WHAT IS NEEDED: Read the records and gather each line that includes "name".

(A run of records)
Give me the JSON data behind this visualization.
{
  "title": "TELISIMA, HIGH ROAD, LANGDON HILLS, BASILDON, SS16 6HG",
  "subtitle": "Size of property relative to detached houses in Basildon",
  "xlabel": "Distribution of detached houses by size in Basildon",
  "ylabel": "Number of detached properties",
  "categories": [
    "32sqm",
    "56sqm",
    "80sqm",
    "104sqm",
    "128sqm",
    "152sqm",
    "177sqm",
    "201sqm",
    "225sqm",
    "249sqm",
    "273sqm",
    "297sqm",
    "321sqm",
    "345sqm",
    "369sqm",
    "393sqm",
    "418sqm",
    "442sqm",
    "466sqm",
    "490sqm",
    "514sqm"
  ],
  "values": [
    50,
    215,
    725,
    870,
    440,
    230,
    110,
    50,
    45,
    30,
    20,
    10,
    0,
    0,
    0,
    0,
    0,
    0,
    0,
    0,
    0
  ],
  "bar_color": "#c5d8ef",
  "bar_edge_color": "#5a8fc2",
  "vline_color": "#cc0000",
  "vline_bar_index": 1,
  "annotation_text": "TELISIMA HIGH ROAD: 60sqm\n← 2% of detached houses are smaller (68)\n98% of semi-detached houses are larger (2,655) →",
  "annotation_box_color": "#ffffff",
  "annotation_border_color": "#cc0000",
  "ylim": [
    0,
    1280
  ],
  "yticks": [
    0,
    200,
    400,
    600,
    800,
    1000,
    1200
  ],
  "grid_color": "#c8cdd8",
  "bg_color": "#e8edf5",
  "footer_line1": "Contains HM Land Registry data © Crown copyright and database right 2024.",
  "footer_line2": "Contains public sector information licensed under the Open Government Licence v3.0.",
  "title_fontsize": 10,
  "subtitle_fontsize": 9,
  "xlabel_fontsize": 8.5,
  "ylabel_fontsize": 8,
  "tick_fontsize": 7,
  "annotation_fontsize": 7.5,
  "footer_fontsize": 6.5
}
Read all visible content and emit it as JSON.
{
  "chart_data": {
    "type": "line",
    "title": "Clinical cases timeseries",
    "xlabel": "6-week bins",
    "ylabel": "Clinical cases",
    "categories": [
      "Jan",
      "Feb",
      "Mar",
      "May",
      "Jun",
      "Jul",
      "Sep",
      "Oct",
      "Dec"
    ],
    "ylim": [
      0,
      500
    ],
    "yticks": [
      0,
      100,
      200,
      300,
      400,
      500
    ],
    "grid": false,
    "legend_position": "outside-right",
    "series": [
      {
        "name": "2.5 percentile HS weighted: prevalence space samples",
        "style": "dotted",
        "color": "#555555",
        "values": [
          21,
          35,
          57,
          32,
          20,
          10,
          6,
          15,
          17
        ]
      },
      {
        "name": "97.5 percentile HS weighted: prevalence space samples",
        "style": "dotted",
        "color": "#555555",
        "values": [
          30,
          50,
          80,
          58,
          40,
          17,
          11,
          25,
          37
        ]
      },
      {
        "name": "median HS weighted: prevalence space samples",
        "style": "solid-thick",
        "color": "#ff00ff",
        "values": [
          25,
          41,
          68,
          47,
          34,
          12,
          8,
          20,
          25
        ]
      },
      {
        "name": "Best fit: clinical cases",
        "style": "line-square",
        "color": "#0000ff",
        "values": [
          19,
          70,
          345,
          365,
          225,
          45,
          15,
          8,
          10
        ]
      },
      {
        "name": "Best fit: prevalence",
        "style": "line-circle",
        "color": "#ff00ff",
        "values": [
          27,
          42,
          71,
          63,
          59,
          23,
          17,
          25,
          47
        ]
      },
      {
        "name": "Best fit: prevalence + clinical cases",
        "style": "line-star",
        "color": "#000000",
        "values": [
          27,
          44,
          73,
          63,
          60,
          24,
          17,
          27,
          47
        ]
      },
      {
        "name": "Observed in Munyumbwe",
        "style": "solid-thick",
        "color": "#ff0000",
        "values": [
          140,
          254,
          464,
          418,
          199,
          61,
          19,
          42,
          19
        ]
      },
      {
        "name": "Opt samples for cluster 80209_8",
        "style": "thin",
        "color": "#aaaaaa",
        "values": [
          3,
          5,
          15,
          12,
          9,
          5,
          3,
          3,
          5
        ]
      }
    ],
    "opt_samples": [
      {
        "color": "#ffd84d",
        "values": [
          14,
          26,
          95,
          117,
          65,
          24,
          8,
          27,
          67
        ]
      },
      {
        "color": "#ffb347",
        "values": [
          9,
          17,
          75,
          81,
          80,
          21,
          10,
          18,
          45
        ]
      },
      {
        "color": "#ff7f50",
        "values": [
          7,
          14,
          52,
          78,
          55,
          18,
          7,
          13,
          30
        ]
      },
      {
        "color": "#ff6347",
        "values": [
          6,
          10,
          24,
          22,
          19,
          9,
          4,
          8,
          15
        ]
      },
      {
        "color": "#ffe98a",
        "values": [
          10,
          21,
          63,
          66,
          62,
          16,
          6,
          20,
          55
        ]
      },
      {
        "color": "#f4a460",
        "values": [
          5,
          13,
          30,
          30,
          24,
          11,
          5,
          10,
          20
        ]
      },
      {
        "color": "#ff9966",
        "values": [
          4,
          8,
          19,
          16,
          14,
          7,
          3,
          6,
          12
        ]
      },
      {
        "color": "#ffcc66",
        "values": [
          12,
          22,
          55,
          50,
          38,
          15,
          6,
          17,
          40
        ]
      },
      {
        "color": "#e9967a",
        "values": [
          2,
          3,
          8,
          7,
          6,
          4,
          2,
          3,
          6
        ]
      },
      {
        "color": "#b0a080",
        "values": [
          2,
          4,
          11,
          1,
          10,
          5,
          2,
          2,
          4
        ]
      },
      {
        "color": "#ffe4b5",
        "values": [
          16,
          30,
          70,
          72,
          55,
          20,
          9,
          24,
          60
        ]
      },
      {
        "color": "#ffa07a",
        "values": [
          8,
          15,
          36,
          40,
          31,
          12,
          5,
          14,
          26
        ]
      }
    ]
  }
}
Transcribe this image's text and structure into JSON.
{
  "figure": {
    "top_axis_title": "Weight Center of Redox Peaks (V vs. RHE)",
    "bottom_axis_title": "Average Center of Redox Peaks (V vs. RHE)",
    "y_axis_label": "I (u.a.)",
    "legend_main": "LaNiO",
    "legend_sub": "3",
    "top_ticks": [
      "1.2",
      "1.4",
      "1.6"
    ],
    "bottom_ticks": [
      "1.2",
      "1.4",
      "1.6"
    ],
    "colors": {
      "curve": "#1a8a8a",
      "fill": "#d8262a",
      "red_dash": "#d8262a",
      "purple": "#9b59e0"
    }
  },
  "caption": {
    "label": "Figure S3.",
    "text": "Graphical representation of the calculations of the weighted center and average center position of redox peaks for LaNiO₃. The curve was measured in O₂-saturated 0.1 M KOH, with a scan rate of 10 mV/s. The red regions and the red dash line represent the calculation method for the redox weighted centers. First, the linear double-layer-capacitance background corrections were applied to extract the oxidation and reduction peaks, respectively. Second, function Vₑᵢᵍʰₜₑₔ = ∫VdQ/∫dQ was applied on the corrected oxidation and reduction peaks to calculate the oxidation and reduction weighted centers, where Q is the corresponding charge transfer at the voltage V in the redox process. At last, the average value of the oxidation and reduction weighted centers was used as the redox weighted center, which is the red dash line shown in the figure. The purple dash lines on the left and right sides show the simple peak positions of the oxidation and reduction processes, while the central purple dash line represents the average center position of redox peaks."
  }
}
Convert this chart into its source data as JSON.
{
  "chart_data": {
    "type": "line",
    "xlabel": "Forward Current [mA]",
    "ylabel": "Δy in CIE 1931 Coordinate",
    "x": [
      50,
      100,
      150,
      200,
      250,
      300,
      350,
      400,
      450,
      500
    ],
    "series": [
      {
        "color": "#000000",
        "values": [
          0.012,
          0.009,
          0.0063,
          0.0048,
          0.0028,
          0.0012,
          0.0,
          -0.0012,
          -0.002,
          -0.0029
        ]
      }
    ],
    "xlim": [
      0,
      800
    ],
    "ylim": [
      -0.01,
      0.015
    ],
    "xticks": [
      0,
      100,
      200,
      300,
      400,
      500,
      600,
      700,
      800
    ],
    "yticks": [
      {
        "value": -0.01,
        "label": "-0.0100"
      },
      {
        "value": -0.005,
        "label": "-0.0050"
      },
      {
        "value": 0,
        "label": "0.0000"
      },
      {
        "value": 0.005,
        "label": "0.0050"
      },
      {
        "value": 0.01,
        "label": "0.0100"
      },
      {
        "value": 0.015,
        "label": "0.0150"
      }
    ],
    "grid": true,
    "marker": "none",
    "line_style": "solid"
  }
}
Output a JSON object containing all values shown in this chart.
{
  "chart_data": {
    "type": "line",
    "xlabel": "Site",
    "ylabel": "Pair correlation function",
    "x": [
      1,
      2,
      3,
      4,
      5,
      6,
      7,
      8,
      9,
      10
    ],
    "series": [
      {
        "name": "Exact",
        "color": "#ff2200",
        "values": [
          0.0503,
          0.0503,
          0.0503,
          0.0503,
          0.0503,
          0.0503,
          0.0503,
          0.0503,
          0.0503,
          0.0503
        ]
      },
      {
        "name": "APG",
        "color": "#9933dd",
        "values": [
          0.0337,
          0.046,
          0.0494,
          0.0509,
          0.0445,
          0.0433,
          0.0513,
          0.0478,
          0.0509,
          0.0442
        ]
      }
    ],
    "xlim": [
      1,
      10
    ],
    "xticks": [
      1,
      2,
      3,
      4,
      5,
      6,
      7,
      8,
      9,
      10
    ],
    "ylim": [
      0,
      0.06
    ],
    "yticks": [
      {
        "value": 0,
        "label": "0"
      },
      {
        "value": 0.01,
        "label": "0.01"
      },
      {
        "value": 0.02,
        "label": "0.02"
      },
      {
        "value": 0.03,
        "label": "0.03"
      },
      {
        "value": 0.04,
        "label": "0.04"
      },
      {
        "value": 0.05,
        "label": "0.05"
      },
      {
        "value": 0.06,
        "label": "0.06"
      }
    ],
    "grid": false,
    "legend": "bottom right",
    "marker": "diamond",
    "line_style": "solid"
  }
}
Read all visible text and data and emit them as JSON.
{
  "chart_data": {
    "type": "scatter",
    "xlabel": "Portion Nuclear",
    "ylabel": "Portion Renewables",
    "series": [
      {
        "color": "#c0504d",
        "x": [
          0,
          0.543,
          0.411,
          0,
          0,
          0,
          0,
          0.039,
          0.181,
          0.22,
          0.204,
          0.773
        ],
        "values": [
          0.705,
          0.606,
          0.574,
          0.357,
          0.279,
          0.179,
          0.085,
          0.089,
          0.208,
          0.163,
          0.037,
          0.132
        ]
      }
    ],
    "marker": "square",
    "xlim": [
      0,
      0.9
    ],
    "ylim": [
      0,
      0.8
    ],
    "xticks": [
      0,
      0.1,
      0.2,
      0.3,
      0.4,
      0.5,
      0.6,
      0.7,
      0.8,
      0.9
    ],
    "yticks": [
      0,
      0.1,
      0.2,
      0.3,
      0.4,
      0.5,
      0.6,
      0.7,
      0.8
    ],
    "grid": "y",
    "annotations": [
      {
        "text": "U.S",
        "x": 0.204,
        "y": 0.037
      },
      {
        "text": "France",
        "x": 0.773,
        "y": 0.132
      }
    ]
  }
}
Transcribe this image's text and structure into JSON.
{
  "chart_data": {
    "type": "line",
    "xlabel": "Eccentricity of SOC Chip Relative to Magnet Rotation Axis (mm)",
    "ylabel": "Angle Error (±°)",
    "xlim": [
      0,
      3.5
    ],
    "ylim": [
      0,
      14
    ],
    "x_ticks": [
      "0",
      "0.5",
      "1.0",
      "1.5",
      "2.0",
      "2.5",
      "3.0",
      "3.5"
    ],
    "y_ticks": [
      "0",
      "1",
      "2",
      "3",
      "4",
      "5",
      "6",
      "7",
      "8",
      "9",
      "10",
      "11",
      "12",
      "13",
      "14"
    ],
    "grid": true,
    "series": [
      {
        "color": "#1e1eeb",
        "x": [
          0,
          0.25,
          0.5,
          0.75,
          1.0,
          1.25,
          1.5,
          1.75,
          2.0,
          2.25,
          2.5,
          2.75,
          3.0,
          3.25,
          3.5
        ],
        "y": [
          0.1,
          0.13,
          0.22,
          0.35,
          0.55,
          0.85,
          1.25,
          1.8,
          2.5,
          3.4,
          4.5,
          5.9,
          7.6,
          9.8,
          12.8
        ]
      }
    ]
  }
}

WRITTEN ANSWER:
        "name": "2.5 percentile HS weighted: prevalence space samples",
        "name": "97.5 percentile HS weighted: prevalence space samples",
        "name": "median HS weighted: prevalence space samples",
        "name": "Best fit: clinical cases",
        "name": "Best fit: prevalence",
        "name": "Best fit: prevalence + clinical cases",
        "name": "Observed in Munyumbwe",
        "name": "Opt samples for cluster 80209_8",
        "name": "Exact",
        "name": "APG",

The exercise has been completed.